Rows:
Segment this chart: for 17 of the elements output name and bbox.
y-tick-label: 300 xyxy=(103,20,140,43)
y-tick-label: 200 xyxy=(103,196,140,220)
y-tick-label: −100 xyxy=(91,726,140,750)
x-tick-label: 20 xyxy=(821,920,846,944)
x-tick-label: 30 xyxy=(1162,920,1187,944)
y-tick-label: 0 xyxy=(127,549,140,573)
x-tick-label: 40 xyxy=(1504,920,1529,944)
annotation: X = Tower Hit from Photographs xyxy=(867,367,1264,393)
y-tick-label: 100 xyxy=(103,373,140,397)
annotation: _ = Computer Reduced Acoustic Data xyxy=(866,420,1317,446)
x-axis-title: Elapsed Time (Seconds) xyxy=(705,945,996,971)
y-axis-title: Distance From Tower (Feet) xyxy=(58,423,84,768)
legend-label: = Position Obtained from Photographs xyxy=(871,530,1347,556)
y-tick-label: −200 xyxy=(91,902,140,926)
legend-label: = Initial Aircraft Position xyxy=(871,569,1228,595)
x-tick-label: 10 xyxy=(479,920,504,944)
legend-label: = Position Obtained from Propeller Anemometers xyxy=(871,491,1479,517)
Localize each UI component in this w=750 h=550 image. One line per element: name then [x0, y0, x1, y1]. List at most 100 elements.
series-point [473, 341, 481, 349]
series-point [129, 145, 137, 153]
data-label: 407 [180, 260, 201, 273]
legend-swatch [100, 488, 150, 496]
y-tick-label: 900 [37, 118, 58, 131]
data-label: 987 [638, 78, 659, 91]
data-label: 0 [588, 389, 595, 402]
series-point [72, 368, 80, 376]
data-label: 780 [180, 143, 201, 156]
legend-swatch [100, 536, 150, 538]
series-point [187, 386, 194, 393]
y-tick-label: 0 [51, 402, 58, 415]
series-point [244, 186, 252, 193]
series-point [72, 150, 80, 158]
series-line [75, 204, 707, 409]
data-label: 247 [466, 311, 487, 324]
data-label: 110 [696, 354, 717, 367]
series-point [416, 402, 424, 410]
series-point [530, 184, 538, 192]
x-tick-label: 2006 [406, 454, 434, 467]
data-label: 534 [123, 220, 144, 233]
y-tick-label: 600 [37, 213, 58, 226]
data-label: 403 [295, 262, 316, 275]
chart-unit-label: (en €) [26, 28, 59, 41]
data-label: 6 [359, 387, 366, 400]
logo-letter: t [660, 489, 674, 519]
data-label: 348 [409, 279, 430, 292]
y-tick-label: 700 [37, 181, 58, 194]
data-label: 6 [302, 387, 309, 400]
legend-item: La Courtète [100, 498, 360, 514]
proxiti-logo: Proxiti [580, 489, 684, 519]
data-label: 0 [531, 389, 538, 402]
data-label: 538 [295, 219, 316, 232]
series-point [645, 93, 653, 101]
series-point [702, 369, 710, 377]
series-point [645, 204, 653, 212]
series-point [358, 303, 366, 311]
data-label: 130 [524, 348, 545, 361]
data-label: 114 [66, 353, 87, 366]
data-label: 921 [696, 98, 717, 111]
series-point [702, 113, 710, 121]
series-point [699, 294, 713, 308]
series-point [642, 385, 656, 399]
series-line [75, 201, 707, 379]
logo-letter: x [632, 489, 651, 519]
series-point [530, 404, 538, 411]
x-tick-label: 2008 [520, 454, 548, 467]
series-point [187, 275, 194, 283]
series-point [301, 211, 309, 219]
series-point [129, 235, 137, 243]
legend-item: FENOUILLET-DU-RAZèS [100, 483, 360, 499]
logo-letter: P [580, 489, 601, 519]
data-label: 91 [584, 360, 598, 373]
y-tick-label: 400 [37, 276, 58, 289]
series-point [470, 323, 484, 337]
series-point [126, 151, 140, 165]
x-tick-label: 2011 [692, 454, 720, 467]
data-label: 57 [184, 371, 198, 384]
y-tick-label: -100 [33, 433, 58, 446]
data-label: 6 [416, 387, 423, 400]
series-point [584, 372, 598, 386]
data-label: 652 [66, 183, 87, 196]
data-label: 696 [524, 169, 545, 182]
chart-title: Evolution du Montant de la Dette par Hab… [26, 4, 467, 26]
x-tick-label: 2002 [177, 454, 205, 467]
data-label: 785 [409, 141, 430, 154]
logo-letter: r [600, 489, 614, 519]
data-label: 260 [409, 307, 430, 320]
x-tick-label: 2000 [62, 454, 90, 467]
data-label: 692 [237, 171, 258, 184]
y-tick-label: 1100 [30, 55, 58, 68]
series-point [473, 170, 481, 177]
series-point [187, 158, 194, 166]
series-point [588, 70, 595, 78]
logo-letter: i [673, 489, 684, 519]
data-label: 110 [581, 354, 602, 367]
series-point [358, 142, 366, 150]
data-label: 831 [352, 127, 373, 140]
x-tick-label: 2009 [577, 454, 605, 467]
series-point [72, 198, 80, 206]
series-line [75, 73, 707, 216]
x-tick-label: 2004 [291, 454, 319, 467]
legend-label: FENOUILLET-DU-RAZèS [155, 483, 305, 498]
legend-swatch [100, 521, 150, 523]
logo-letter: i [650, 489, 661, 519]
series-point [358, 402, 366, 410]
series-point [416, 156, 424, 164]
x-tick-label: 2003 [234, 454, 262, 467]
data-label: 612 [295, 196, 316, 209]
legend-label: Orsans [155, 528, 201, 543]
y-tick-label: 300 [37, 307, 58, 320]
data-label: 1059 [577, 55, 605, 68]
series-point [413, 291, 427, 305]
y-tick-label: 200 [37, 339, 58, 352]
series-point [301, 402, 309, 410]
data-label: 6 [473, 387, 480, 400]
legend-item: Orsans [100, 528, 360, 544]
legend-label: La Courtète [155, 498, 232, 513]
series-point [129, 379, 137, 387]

Stated goal: Render the lines from the start of the items through the line containing "legend-label: = Position Obtained from Photographs" as a numbered list, including both ends and omitting any blank lines.

Problem solution:
1. Segment this chart: for 17 of the elements output name and bbox.
2. y-tick-label: 300 xyxy=(103,20,140,43)
3. y-tick-label: 200 xyxy=(103,196,140,220)
4. y-tick-label: −100 xyxy=(91,726,140,750)
5. x-tick-label: 20 xyxy=(821,920,846,944)
6. x-tick-label: 30 xyxy=(1162,920,1187,944)
7. y-tick-label: 0 xyxy=(127,549,140,573)
8. x-tick-label: 40 xyxy=(1504,920,1529,944)
9. annotation: X = Tower Hit from Photographs xyxy=(867,367,1264,393)
10. y-tick-label: 100 xyxy=(103,373,140,397)
11. annotation: _ = Computer Reduced Acoustic Data xyxy=(866,420,1317,446)
12. x-axis-title: Elapsed Time (Seconds) xyxy=(705,945,996,971)
13. y-axis-title: Distance From Tower (Feet) xyxy=(58,423,84,768)
14. legend-label: = Position Obtained from Photographs xyxy=(871,530,1347,556)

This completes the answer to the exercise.